| Text provided |
┌──
V.V. Dobrovitski
Ames Lab and Iowa State University
Harnessing quantum properties of electron and nuclear spins for new applications is an exciting research endeavor, holding much promise for high-precision metrology, coherent spintronics, and quantum information processing. However, progress in these areas is limited, because the desirable quantum properties (quantum coherences) are easily destroyed in real systems due to interaction of the quantum spins with the outside world. This decoherence phenomenon, being of fundamental importance for any real physical system, is under active investigation now. Recent experimental advances made possible to monitor and manipulate the real-time dynamics of single quantum spins in solid state environments, thus making the decoherence studies directly relevant for experiments. I will present our recent theoretical research on quantum spin dynamics and decoherence in some experimentally interesting systems and environments, such as spins of electrons and nuclei of impurity centers in diamonds [1], and electron spins in quantum dots [2]. We will discuss advanced numerical approaches to decoherence modeling, which can be used for accurate simulations of the environments comprising tens to thousands of quantum spins. By using these tools, we can approach some interesting decoherence regimes, as well as investigate various quantum control protocols designed for suppressing decoherence in spin systems. We will show how specially designed protocols can increase the coherence time by orders of magnitude, and in some cases, even completely freeze decoherence [3].
[1] R. Hanson, V. V. Dobrovitski, A. E. Feiguin, O. Gywat, and D. D. Awschalom, Science 320, 5874 (2008).
[2] K. A. Al-Hassanieh, V. V. Dobrovitski, E. Dagotto, and B. N. Harmon, Phys. Rev. Lett. 97, 037204 (2006).
[3] W. Zhang, V. V. Dobrovitski, L. F. Santos, L. Viola, and B. N. Harmon, Phys. Rev. B 75, 201302 (2007).
Friday, October 17th at 4:00 PM
Room L211, Technological Institute
Refreshments are served at 3:30 PM
└──
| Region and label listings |
┌──
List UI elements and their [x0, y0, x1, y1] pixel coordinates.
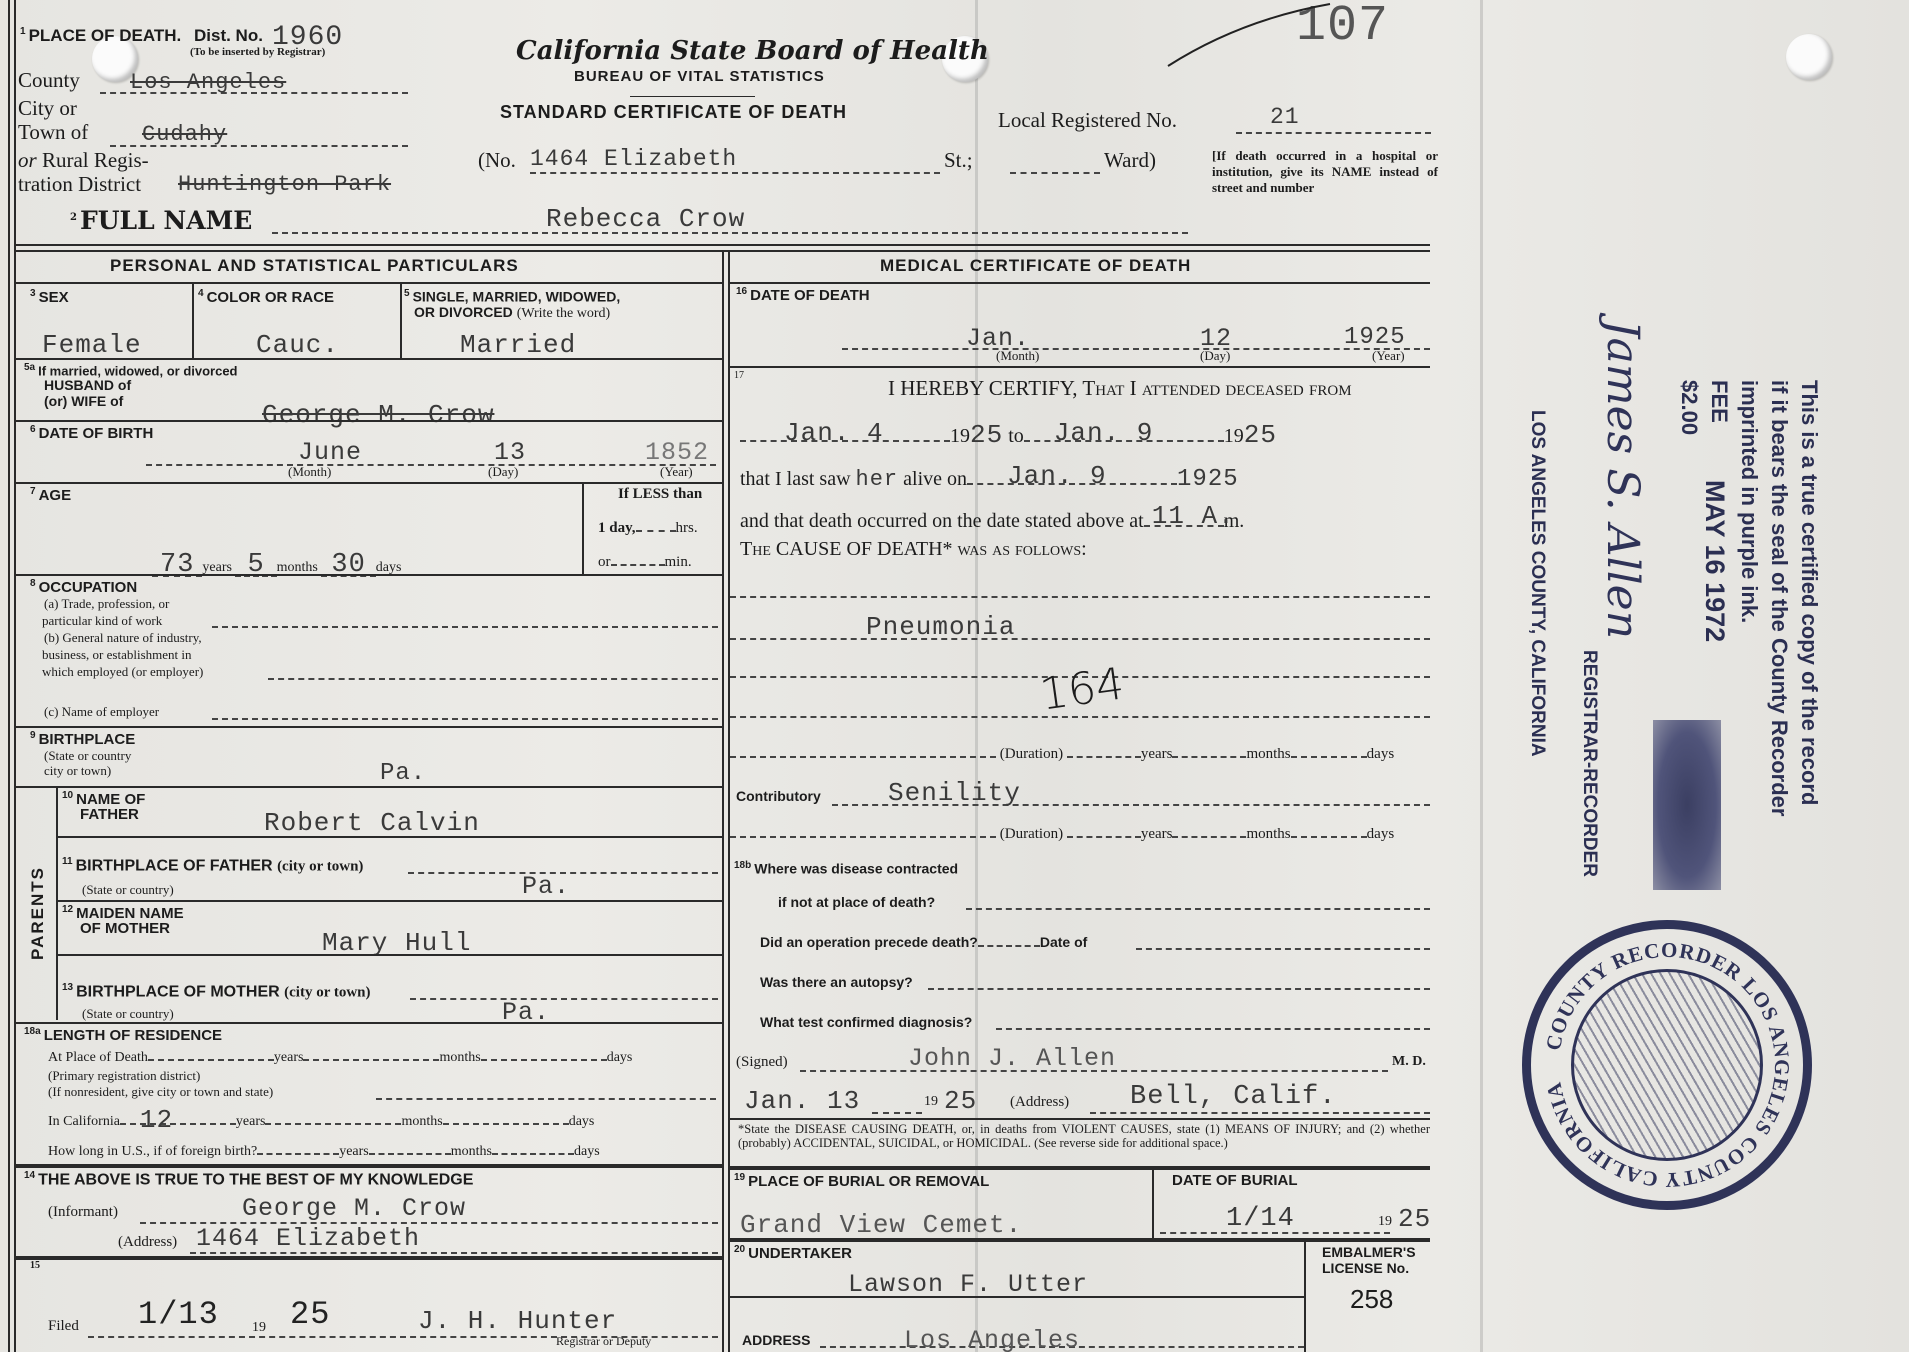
county-label: County [18, 68, 80, 93]
cause-line [730, 638, 1430, 640]
undertaker-value: Lawson F. Utter [848, 1270, 1088, 1299]
signed-label: (Signed) [736, 1054, 788, 1071]
medical-section-title: MEDICAL CERTIFICATE OF DEATH [880, 256, 1191, 276]
rule [14, 726, 722, 728]
full-name-label: 2FULL NAME [70, 206, 252, 235]
rule [14, 420, 722, 422]
rule [730, 1166, 1430, 1170]
certify-num: 17 [734, 370, 744, 381]
residence-nonresident-line [376, 1098, 716, 1100]
county-value: Los Angeles [130, 70, 286, 95]
birth-day-label: (Day) [488, 464, 518, 480]
birth-year-label: (Year) [660, 464, 693, 480]
time-row: and that death occurred on the date stat… [740, 510, 1244, 533]
occupation-a-line [212, 626, 718, 628]
dist-no-note: (To be inserted by Registrar) [190, 46, 325, 58]
full-name-value: Rebecca Crow [546, 204, 745, 234]
duration-row-1: (Duration) yearsmonthsdays [730, 746, 1394, 763]
death-time: 11 A. [1152, 501, 1235, 531]
cert-line-2: if it bears the seal of the County Recor… [1766, 380, 1792, 816]
pronoun: her [856, 467, 899, 492]
contributory-label: Contributory [736, 788, 821, 804]
less-than-label: If LESS than [618, 486, 702, 503]
birthplace-label: 9BIRTHPLACE [30, 730, 135, 748]
license-value: 258 [1350, 1284, 1393, 1315]
personal-section-title: PERSONAL AND STATISTICAL PARTICULARS [110, 256, 519, 276]
rule [730, 282, 1430, 284]
signed-year: 25 [944, 1086, 977, 1116]
rule [14, 482, 722, 484]
residence-us: How long in U.S., if of foreign birth?ye… [48, 1144, 600, 1160]
residence-at-place: At Place of Deathyearsmonthsdays [48, 1050, 712, 1066]
hours-field: 1 day,hrs. [598, 520, 698, 537]
attended-from-year: 25 [970, 420, 1003, 450]
filed-registrar-label: Registrar or Deputy [556, 1334, 651, 1349]
rule [56, 900, 722, 902]
column-divider [722, 252, 724, 1352]
residence-california: In California12yearsmonthsdays [48, 1114, 594, 1130]
date-of-death-line [842, 348, 1430, 350]
father-name-value: Robert Calvin [264, 808, 480, 838]
death-year: 1925 [1344, 324, 1406, 351]
attended-to: Jan. 9 [1054, 418, 1154, 448]
cert-fee-label: FEE [1706, 380, 1732, 423]
undertaker-label: 20UNDERTAKER [734, 1244, 852, 1262]
birth-label: 6DATE OF BIRTH [30, 424, 153, 442]
border-left [14, 0, 16, 1352]
signed-value: John J. Allen [908, 1044, 1116, 1073]
seal-emblem [1571, 969, 1763, 1161]
occupation-label: 8OCCUPATION [30, 578, 137, 596]
spouse-label-3: (or) WIFE of [44, 393, 123, 409]
informant-address-label: (Address) [118, 1234, 177, 1251]
operation-line [1136, 948, 1430, 950]
attended-to-year: 25 [1244, 420, 1277, 450]
registrar-county: LOS ANGELES COUNTY, CALIFORNIA [1526, 410, 1548, 757]
burial-year-prefix: 19 [1378, 1214, 1392, 1230]
street-label: St.; [944, 148, 973, 173]
handwritten-code: 164 [1037, 658, 1127, 720]
cause-footnote: *State the DISEASE CAUSING DEATH, or, in… [738, 1122, 1430, 1150]
burial-date-value: 1/14 [1226, 1204, 1295, 1234]
marital-label-2: OR DIVORCED (Write the word) [414, 304, 610, 322]
place-of-death-label: 1PLACE OF DEATH. Dist. No. [20, 26, 263, 46]
burial-date-label: DATE OF BURIAL [1172, 1172, 1298, 1189]
undertaker-address-label: ADDRESS [742, 1332, 810, 1348]
cause-label: The CAUSE OF DEATH* was as follows: [740, 538, 1087, 561]
pen-stroke [1160, 0, 1340, 70]
title-rule [630, 96, 755, 97]
cause-value: Pneumonia [866, 612, 1015, 642]
rule [14, 1256, 722, 1260]
age-label: 7AGE [30, 486, 71, 504]
minutes-field: ormin. [598, 554, 692, 571]
rule [56, 954, 722, 956]
father-birthplace-label: 11BIRTHPLACE OF FATHER (city or town) [62, 856, 363, 875]
death-day-label: (Day) [1200, 348, 1230, 364]
operation-row: Did an operation precede death?Date of [760, 934, 1087, 950]
occupation-a-2: particular kind of work [42, 613, 162, 629]
rule [14, 786, 722, 788]
occupation-b-2: business, or establishment in [42, 647, 192, 663]
cert-line-3: imprinted in purple ink. [1736, 380, 1762, 623]
rural-label-2: tration District [18, 172, 141, 197]
test-line [996, 1028, 1430, 1030]
mother-name-label-2: OF MOTHER [80, 920, 170, 937]
occupation-b-1: (b) General nature of industry, [44, 630, 202, 646]
informant-address-value: 1464 Elizabeth [196, 1224, 420, 1253]
residence-label: 18aLENGTH OF RESIDENCE [24, 1026, 222, 1044]
rule [14, 358, 722, 360]
father-birthplace-value: Pa. [522, 872, 570, 901]
mother-state-label: (State or country) [82, 1006, 174, 1022]
birth-month-label: (Month) [288, 464, 331, 480]
informant-title: 14THE ABOVE IS TRUE TO THE BEST OF MY KN… [24, 1170, 473, 1189]
rural-label-1: or or Rural Regis-Rural Regis- [18, 148, 149, 173]
address-line [530, 172, 940, 174]
burial-year: 25 [1398, 1204, 1431, 1234]
race-label: 4COLOR OR RACE [198, 288, 334, 306]
birth-year: 1852 [645, 438, 709, 467]
birth-day: 13 [494, 438, 526, 467]
cert-fee: $2.00 [1676, 380, 1702, 435]
occupation-b-line [268, 678, 718, 680]
signed-year-prefix: 19 [924, 1094, 938, 1110]
test-label: What test confirmed diagnosis? [760, 1014, 972, 1030]
cert-date: MAY 16 1972 [1699, 480, 1730, 642]
ward-line [1010, 172, 1100, 174]
autopsy-line [928, 988, 1430, 990]
rule [14, 574, 722, 576]
sex-label: 3SEX [30, 288, 69, 306]
md-address-value: Bell, Calif. [1130, 1082, 1336, 1112]
town-label: Town of [18, 120, 88, 145]
filed-label: Filed [48, 1318, 79, 1335]
local-reg-line [1236, 132, 1431, 134]
divider [192, 284, 194, 358]
filed-num: 15 [30, 1260, 40, 1271]
certify-text: I HEREBY CERTIFY, That I attended deceas… [888, 376, 1352, 401]
rule [730, 1296, 1304, 1298]
father-state-label: (State or country) [82, 882, 174, 898]
hospital-note: [If death occurred in a hospital or inst… [1212, 148, 1438, 196]
divider [400, 284, 402, 358]
rule [730, 366, 1430, 368]
occupation-b-3: which employed (or employer) [42, 664, 203, 680]
signed-date-line [872, 1112, 922, 1114]
spouse-label-1: 5aIf married, widowed, or divorced [24, 362, 238, 378]
header-rule [14, 244, 1430, 246]
certificate-title: STANDARD CERTIFICATE OF DEATH [500, 102, 847, 123]
residence-nonresident-note: (If nonresident, give city or town and s… [48, 1084, 273, 1100]
cause-line [730, 716, 1430, 718]
rural-value: Huntington Park [178, 172, 391, 197]
undertaker-address-value: Los Angeles [904, 1326, 1080, 1352]
column-divider [728, 252, 730, 1352]
spouse-label-2: HUSBAND of [44, 377, 131, 393]
local-reg-label: Local Registered No. [998, 108, 1177, 133]
contracted-label-2: if not at place of death? [778, 894, 935, 910]
city-value: Cudahy [142, 122, 227, 147]
death-month-label: (Month) [996, 348, 1039, 364]
filed-date: 1/13 [138, 1296, 219, 1333]
ink-smudge [1653, 720, 1721, 890]
informant-label: (Informant) [48, 1204, 118, 1221]
birth-month: June [298, 438, 362, 467]
date-of-death-label: 16DATE OF DEATH [736, 286, 870, 304]
rule [56, 836, 722, 838]
spouse-value: George M. Crow [262, 400, 494, 430]
address-no-value: 1464 Elizabeth [530, 146, 737, 172]
cert-line-1: This is a true certified copy of the rec… [1796, 380, 1822, 805]
city-label: City or [18, 96, 77, 121]
occupation-c: (c) Name of employer [44, 704, 159, 720]
death-certificate: 1PLACE OF DEATH. Dist. No. 1960 (To be i… [0, 0, 1909, 1352]
autopsy-label: Was there an autopsy? [760, 974, 913, 990]
race-value: Cauc. [256, 330, 339, 360]
residence-california-years: 12 [140, 1105, 173, 1135]
board-title: California State Board of Health [516, 36, 989, 66]
md-label: M. D. [1392, 1054, 1426, 1070]
last-saw-year: 1925 [1177, 466, 1239, 493]
birthplace-value: Pa. [380, 760, 426, 787]
burial-label: 19PLACE OF BURIAL OR REMOVAL [734, 1172, 989, 1190]
marital-label: 5SINGLE, MARRIED, WIDOWED, [404, 288, 620, 305]
death-year-label: (Year) [1372, 348, 1405, 364]
contracted-line [966, 908, 1430, 910]
divider [1152, 1168, 1154, 1238]
mother-city-line [410, 998, 718, 1000]
border-left [8, 0, 10, 1352]
license-label: EMBALMER'SLICENSE No. [1322, 1244, 1416, 1276]
attended-from: Jan. 4 [784, 418, 884, 448]
contracted-label: 18bWhere was disease contracted [734, 860, 958, 877]
rule [14, 1164, 722, 1168]
ward-label: Ward) [1104, 148, 1156, 173]
rule [14, 282, 722, 284]
last-saw-row: that I last saw her alive onJan. 91925 [740, 466, 1239, 493]
occupation-a-1: (a) Trade, profession, or [44, 596, 169, 612]
filed-year: 25 [290, 1296, 330, 1333]
filed-registrar: J. H. Hunter [418, 1306, 617, 1336]
marital-value: Married [460, 330, 576, 360]
attended-row: Jan. 41925 toJan. 91925 [740, 420, 1277, 450]
birthplace-note-1: (State or country [44, 748, 131, 764]
duration-row-2: (Duration) yearsmonthsdays [730, 826, 1394, 843]
bureau-title: BUREAU OF VITAL STATISTICS [574, 68, 825, 85]
signed-date: Jan. 13 [744, 1086, 860, 1116]
rule [14, 1022, 722, 1024]
contributory-value: Senility [888, 778, 1021, 808]
local-reg-value: 21 [1270, 104, 1300, 130]
sex-value: Female [42, 330, 142, 360]
filed-year-prefix: 19 [252, 1320, 266, 1336]
informant-value: George M. Crow [242, 1194, 466, 1223]
burial-place-value: Grand View Cemet. [740, 1210, 1022, 1240]
md-address-label: (Address) [1010, 1094, 1069, 1111]
divider [582, 484, 584, 574]
divider [1304, 1240, 1306, 1352]
cause-line [730, 596, 1430, 598]
last-saw-date: Jan. 9 [1007, 461, 1107, 491]
father-name-label-2: FATHER [80, 806, 139, 823]
birth-line [146, 464, 716, 466]
fold-crease [1480, 0, 1483, 1352]
address-no-label: (No. [478, 148, 516, 173]
registrar-signature: James S. Allen [1597, 320, 1648, 639]
registrar-title: REGISTRAR-RECORDER [1578, 650, 1600, 877]
rule [730, 1238, 1430, 1242]
rule [730, 1118, 1430, 1120]
punch-hole [1786, 34, 1832, 80]
parents-label: PARENTS [28, 866, 48, 960]
birthplace-note-2: city or town) [44, 763, 111, 779]
parents-divider [56, 786, 58, 1020]
county-recorder-seal: COUNTY RECORDER LOS ANGELES COUNTY CALIF… [1522, 920, 1812, 1210]
occupation-c-line [212, 718, 718, 720]
residence-primary-note: (Primary registration district) [48, 1068, 200, 1084]
mother-birthplace-label: 13BIRTHPLACE OF MOTHER (city or town) [62, 982, 371, 1001]
md-address-line [1090, 1112, 1430, 1114]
└──
Please rewrite the abstract on quantum spin decoherence, starting with "[1] R. Hanson, V." and going on through "97, 037204 (2006).", with "Physical Review Letters" in place of "Phys. Rev. Lett.". The lines are separate material, apart from the abstract on quantum spin decoherence.

[1] R. Hanson, V. V. Dobrovitski, A. E. Feiguin, O. Gywat, and D. D. Awschalom, Science 320, 5874 (2008).
[2] K. A. Al-Hassanieh, V. V. Dobrovitski, E. Dagotto, and B. N. Harmon, Physical Review Letters 97, 037204 (2006).